#### What is required
Can you copy the entries below word for word, from their first line through the line containing "bar-securities [290, 339, 296, 348]", with both ends included?
┌─ Information shown
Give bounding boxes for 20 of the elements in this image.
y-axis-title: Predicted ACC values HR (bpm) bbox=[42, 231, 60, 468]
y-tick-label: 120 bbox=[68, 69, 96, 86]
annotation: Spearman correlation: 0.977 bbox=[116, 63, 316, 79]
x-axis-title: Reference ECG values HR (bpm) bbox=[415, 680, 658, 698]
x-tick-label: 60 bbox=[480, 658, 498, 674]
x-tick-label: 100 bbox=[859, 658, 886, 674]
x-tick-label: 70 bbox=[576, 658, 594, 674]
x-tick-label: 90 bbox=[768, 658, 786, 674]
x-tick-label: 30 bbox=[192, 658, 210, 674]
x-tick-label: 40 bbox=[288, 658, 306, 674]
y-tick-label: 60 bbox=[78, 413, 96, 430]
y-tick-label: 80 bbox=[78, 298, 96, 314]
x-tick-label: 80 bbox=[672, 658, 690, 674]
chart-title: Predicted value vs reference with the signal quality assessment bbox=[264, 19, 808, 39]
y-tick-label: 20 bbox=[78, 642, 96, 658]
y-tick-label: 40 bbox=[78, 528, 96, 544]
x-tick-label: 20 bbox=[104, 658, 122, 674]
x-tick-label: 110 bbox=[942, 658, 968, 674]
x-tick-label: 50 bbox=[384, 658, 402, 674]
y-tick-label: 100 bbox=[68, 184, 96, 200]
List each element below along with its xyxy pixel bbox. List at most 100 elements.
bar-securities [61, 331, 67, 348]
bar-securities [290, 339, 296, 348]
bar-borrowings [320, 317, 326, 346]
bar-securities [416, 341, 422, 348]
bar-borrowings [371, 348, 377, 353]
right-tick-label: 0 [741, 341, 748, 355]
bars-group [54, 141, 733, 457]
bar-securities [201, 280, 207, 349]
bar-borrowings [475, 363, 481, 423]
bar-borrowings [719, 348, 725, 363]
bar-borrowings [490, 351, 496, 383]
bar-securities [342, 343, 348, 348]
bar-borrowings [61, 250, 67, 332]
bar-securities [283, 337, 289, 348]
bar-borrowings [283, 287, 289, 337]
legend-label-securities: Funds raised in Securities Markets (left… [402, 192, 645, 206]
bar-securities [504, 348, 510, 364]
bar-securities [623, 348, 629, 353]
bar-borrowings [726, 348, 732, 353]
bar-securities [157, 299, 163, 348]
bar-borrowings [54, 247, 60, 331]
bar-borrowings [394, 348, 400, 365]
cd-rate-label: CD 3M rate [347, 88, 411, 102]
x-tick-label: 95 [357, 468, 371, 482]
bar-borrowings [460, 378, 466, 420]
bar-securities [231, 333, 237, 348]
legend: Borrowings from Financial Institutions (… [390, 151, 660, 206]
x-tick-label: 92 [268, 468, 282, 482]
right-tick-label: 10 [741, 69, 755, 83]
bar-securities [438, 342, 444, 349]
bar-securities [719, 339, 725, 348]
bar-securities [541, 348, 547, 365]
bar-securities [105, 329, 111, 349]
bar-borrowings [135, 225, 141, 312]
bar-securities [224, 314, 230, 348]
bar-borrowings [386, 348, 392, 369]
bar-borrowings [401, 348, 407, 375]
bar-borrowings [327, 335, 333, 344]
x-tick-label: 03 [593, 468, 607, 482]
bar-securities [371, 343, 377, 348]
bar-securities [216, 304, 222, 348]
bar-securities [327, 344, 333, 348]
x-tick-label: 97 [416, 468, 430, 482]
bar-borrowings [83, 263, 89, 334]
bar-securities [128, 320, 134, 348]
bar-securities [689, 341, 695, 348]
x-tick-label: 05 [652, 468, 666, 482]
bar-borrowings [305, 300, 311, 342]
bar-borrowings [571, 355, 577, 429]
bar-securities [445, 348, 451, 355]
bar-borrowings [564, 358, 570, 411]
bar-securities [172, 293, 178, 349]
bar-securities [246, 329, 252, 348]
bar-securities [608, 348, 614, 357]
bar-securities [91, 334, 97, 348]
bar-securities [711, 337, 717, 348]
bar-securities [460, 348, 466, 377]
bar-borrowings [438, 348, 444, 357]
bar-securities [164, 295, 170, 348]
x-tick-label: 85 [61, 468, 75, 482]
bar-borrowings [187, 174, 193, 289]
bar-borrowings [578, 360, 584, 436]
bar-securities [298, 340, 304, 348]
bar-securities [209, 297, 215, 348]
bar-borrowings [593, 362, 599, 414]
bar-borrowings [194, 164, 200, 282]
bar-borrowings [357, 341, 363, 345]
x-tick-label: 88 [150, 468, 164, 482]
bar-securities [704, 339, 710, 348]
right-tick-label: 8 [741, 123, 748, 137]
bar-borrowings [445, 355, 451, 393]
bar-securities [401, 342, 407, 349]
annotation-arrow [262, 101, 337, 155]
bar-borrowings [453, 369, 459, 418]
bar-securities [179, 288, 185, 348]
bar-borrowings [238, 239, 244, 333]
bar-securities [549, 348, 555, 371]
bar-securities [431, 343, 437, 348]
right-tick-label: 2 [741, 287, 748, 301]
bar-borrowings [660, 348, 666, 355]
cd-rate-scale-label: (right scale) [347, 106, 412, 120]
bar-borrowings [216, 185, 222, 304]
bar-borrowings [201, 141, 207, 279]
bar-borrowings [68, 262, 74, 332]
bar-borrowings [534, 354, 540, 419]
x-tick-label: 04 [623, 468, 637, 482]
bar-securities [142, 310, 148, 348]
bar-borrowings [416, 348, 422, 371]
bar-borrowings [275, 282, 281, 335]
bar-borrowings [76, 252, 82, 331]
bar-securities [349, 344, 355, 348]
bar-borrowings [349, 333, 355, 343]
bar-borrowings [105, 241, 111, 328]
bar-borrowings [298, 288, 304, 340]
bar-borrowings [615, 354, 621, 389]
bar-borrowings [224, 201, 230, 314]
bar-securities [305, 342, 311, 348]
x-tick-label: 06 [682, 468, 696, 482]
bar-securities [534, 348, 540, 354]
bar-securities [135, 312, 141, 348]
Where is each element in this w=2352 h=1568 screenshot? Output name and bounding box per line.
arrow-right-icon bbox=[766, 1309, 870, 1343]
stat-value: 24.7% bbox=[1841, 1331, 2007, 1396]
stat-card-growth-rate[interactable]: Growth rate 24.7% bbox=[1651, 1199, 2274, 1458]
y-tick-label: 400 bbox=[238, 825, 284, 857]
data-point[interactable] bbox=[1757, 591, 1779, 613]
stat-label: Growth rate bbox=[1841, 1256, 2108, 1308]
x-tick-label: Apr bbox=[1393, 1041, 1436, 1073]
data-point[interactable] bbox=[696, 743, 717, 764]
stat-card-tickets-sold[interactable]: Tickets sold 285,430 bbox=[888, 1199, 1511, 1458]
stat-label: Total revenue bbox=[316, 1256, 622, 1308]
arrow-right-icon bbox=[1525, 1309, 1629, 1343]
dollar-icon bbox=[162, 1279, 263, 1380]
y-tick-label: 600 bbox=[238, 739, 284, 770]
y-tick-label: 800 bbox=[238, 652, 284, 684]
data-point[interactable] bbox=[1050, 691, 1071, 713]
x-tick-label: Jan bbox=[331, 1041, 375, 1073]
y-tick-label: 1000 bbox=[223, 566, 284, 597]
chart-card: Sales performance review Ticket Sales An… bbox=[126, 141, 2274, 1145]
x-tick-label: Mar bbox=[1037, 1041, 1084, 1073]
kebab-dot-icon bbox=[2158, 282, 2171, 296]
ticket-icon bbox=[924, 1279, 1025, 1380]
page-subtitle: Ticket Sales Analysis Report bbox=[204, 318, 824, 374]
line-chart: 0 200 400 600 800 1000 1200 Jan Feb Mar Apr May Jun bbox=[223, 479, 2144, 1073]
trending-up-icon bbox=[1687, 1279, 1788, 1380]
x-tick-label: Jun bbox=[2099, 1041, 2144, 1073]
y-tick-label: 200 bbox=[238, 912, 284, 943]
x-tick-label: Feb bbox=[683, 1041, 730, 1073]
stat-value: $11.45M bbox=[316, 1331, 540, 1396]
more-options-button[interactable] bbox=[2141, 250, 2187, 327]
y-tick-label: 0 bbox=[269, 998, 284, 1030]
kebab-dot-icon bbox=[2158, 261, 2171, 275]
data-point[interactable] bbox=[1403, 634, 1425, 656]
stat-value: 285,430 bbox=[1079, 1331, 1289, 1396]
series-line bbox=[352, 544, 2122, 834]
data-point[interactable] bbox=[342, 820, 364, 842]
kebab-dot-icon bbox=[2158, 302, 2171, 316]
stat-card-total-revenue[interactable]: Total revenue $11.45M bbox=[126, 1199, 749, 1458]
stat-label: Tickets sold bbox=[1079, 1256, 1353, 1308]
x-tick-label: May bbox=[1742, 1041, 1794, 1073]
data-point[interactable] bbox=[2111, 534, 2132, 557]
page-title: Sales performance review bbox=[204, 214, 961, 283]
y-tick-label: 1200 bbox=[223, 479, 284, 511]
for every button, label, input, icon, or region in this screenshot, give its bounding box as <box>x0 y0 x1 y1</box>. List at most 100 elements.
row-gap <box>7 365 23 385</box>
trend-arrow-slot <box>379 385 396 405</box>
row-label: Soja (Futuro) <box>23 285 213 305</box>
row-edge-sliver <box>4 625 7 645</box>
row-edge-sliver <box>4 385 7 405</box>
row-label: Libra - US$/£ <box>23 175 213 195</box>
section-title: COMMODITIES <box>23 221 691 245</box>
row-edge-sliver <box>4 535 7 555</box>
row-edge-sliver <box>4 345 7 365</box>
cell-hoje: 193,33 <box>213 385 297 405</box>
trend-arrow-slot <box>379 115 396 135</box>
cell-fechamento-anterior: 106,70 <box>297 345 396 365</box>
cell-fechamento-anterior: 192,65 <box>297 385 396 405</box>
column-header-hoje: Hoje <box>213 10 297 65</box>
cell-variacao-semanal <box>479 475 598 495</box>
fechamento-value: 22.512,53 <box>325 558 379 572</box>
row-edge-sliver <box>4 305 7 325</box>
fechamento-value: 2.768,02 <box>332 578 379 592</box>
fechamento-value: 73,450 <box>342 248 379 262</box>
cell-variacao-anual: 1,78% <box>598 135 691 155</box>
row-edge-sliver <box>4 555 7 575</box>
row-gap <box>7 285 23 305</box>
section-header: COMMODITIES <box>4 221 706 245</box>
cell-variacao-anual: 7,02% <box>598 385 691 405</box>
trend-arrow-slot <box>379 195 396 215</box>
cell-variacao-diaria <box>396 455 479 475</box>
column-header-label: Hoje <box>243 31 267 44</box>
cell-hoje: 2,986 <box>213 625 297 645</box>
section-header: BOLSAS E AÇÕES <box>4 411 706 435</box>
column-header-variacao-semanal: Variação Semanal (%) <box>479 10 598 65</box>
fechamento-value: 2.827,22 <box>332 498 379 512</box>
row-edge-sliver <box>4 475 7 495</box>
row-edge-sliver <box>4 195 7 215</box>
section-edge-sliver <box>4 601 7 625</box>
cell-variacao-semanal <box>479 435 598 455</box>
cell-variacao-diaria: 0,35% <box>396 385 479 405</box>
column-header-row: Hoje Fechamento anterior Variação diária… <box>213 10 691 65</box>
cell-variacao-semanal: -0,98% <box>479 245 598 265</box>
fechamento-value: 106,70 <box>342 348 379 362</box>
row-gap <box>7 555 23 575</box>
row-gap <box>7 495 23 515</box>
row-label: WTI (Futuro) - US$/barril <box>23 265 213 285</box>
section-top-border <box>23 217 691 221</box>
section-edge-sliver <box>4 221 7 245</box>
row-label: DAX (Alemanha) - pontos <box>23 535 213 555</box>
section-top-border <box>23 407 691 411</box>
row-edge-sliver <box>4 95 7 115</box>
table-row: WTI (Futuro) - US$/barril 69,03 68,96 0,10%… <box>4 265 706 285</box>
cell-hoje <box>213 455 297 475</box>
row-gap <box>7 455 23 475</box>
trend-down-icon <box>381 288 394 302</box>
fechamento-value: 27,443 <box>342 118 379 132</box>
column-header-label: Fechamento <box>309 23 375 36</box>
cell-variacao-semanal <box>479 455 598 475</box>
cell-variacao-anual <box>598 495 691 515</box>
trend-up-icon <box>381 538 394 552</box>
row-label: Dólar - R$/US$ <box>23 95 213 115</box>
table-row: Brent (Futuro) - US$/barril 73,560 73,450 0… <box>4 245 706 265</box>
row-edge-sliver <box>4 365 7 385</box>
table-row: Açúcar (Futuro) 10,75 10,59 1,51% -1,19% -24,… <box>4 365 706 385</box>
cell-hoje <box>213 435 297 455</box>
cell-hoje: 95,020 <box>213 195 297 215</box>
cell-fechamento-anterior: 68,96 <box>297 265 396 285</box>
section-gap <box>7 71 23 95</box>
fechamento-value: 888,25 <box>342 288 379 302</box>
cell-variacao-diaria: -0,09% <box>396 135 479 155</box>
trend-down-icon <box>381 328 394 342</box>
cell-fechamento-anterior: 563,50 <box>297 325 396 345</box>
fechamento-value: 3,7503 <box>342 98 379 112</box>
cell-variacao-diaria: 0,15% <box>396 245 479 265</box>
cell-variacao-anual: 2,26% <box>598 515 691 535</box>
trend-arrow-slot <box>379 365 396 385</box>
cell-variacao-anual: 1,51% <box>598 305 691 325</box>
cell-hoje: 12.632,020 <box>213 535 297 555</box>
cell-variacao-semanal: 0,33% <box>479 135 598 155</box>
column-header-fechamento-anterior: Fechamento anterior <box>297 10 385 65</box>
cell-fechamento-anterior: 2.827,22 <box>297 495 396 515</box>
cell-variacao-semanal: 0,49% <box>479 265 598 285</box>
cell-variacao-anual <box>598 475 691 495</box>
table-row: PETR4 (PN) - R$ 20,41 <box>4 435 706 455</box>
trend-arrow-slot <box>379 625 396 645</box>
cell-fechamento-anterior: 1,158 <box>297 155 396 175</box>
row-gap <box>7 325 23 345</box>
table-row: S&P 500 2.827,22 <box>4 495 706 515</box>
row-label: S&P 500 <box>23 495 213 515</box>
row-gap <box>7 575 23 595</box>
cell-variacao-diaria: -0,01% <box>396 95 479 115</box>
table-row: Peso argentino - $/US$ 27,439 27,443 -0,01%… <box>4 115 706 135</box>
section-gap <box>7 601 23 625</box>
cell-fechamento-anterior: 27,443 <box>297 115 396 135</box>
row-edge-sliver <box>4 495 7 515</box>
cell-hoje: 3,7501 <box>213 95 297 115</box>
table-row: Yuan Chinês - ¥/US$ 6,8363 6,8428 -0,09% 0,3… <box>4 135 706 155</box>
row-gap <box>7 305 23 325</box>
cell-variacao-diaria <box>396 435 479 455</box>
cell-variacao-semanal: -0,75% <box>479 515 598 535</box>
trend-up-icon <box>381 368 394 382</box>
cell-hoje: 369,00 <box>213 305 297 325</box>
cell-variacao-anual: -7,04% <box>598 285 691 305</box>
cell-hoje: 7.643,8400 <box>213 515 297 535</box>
└─
#### Output below
Give bounding boxes for 20 of the elements in this image.
y-axis-title: Predicted ACC values HR (bpm) bbox=[42, 231, 60, 468]
y-tick-label: 120 bbox=[68, 69, 96, 86]
annotation: Spearman correlation: 0.977 bbox=[116, 63, 316, 79]
x-axis-title: Reference ECG values HR (bpm) bbox=[415, 680, 658, 698]
x-tick-label: 60 bbox=[480, 658, 498, 674]
x-tick-label: 100 bbox=[859, 658, 886, 674]
x-tick-label: 70 bbox=[576, 658, 594, 674]
x-tick-label: 90 bbox=[768, 658, 786, 674]
x-tick-label: 30 bbox=[192, 658, 210, 674]
x-tick-label: 40 bbox=[288, 658, 306, 674]
y-tick-label: 60 bbox=[78, 413, 96, 430]
y-tick-label: 80 bbox=[78, 298, 96, 314]
x-tick-label: 80 bbox=[672, 658, 690, 674]
chart-title: Predicted value vs reference with the signal quality assessment bbox=[264, 19, 808, 39]
y-tick-label: 20 bbox=[78, 642, 96, 658]
y-tick-label: 40 bbox=[78, 528, 96, 544]
x-tick-label: 20 bbox=[104, 658, 122, 674]
x-tick-label: 110 bbox=[942, 658, 968, 674]
x-tick-label: 50 bbox=[384, 658, 402, 674]
y-tick-label: 100 bbox=[68, 184, 96, 200]
List each element below along with its xyxy pixel bbox. List at most 100 elements.
bar-securities [61, 331, 67, 348]
bar-securities [290, 339, 296, 348]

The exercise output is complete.